● Текст документа:
Были трудности с переездами, и зимой часто приходилось на грузовиках переезжать с одного прихода на другой. Потом отец Иоанн сказал: «Владыка вас к себе заберет». Как? Какой владыка? Как к себе заберет? А потом уже, когда служили в Ардоне, назначен был владыка Антоний, родом из Ставропольской епархии, который Ставропольскую семинарию заканчивал. И он просматривал дела священников, вникал в ситуацию. Все равно приходилось ездить священникам и за свечами в Ставрополь, и какие-то вопросы решать. И вот он очень радушно встретил папу: «Отец, у тебя столько детей! Вижу, вроде никаких проступков нравственных, в духовном плане за тобой не было, а тебя что-то так футболят из угла в угол. Ты служи, я о тебе подумаю». Тогда в общем-то вся семья заметила перемену, потому что папа приехал на крыльях буквально.

● Полученное задание: Продолжите воспоминания о семье священника начиная с места, следующего за их последним предложением. Эти записи взяты из другого источника.

Данные разметки рамок:
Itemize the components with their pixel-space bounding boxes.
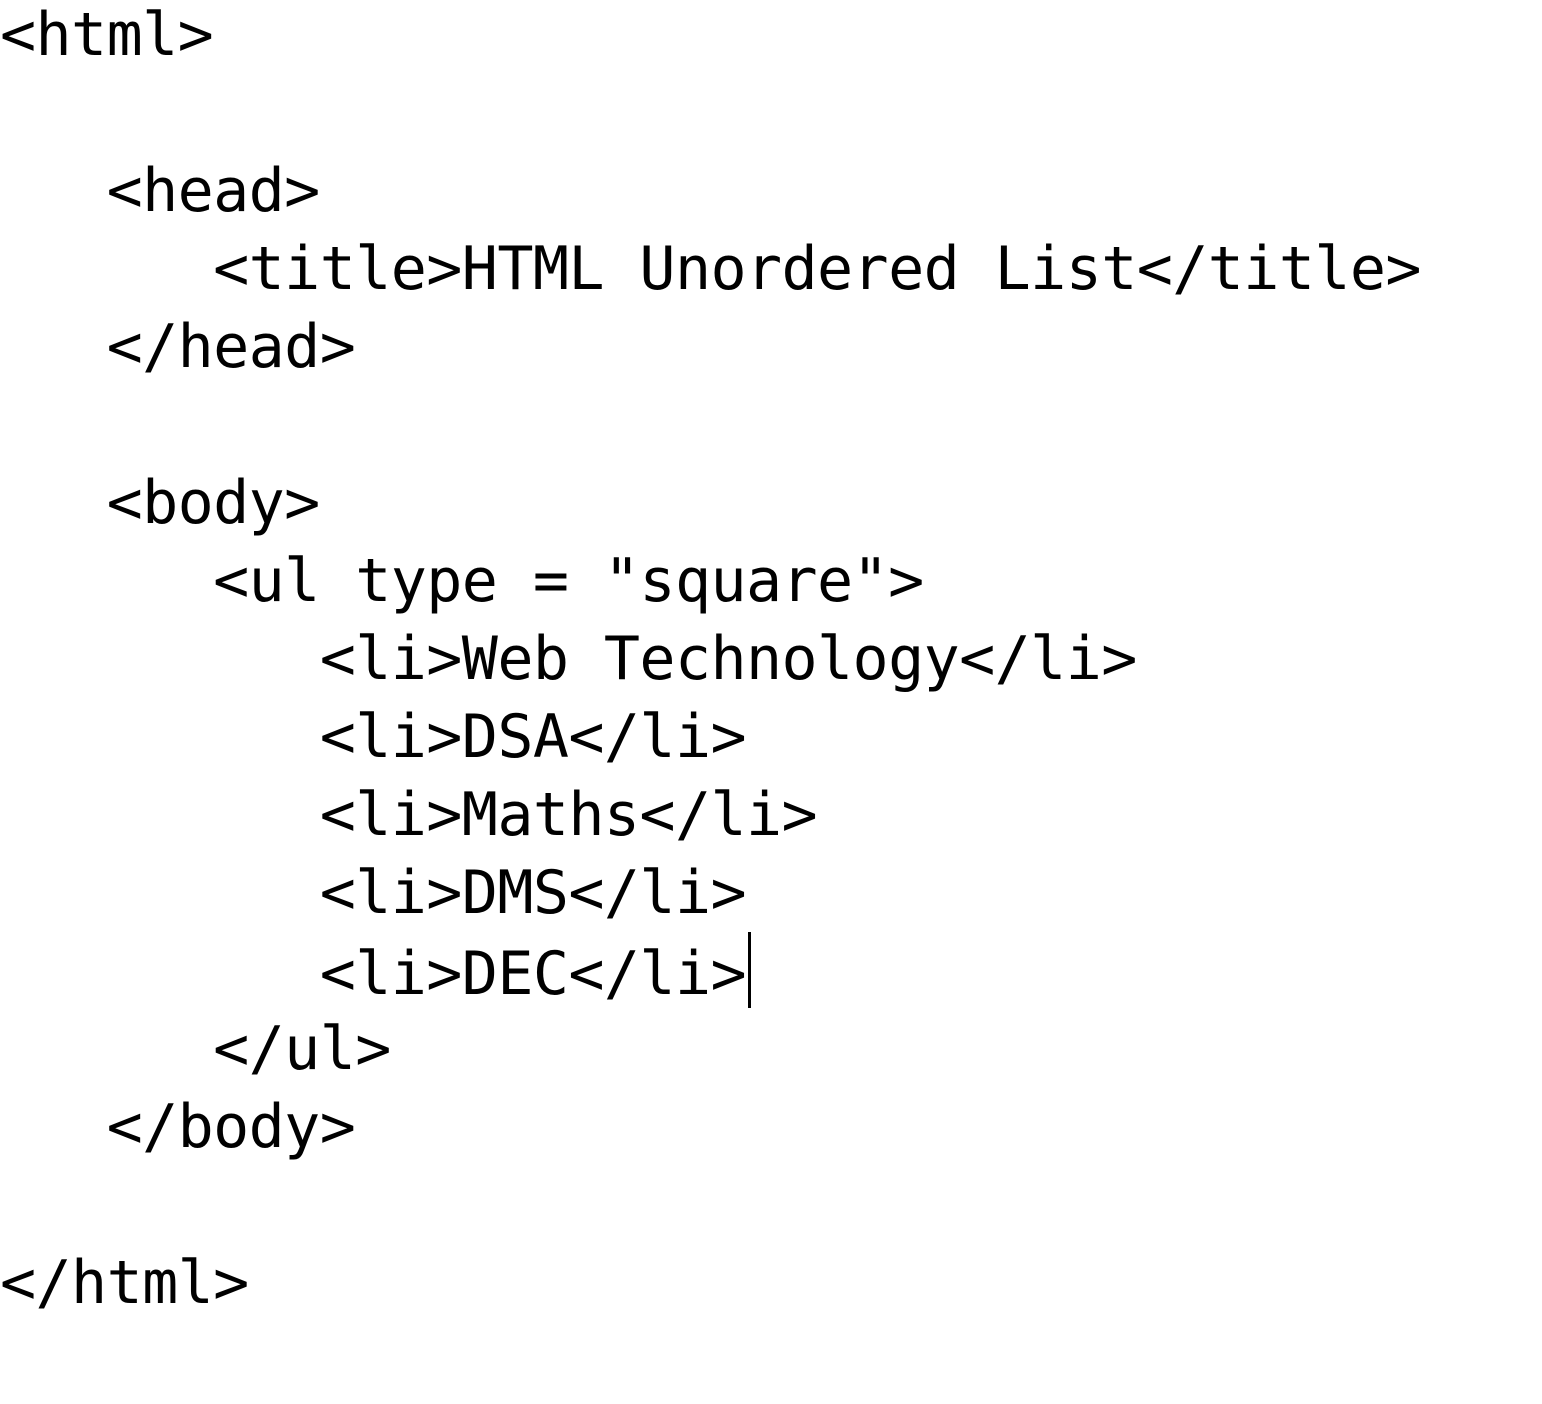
code-line: <li>DMS</li> <box>0 858 747 928</box>
code-line: <html> <box>0 0 214 70</box>
text-caret <box>747 932 751 1008</box>
code-line: <title>HTML Unordered List</title> <box>0 234 1421 304</box>
code-line: <body> <box>0 468 321 538</box>
code-line: <head> <box>0 156 321 226</box>
code-line: </head> <box>0 312 356 382</box>
code-line: <ul type = "square"> <box>0 546 924 616</box>
code-line-text: <li>DEC</li> <box>0 939 747 1009</box>
code-line: </ul> <box>0 1014 391 1084</box>
code-line-with-caret: <li>DEC</li> <box>0 932 751 1010</box>
code-editor[interactable]: <html> <head> <title>HTML Unordered List… <box>0 0 1542 1404</box>
code-line: </html> <box>0 1248 249 1318</box>
code-line: </body> <box>0 1092 356 1162</box>
code-line: <li>Web Technology</li> <box>0 624 1138 694</box>
code-line: <li>DSA</li> <box>0 702 747 772</box>
code-line: <li>Maths</li> <box>0 780 818 850</box>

● Ответ ниже:
Потом уже, когда в Ставрополь приехали, посещали часто службы, буквально все воскресные, праздничные дни. Потом владыка Антоний нас из храма переставил в алтарь. И как-то всё время он вникал в нашу жизнь, хотя были сложности. Одному из братьев директор школы буквально срывал собственноручно крест. Нам он заявлял: «Я вашего отца посажу, он бабушек обманывает». А владыка Антоний говорит: «Вы мне все эти данные собирайте, потому что я-то от уполномочных выслушиваю, что священники не такие, а я вот тоже буду обладать информацией и смогу показать им, какие у них бывают руководители, партийные деятели». И мы, конечно, чувствовали за спиной авторитет владыки. Знали, что владыка если возьмётся, то он может многое решить.
В Андреевском соборе в то время был настоятелем отец Павел Рожков. Конечно, в Андреевском соборе немножко уже посложнее было в плане участия в богослужении. Когда мы в Ставрополь приехали, у меня уже был опыт чтения первого часа в храме. Если на приходе в Ардоне – там, где отец настоятелем был – было всё запросто, то в Андреевском соборе уже сложно: малейшее участие детей в богослужении, конечно, пресекалось до совершеннолетия. Поэтому здесь уже приходилось изучать службу из алтаря, и, конечно, я впоследствии чувствовал, что алтарное служение для меня знакомо, а вот что касается клиросного послушания, у меня пробелы ощущались достаточно долго. По молодости-то вообще кажется, что знаний для жизни не особо нам много надо, поэтому когда владыка после армии мне сказал поступать в семинарию, меня заботил вопрос: «Зачем меня владыка отправляет в семинарию? Я и так всё знаю!» (смеётся).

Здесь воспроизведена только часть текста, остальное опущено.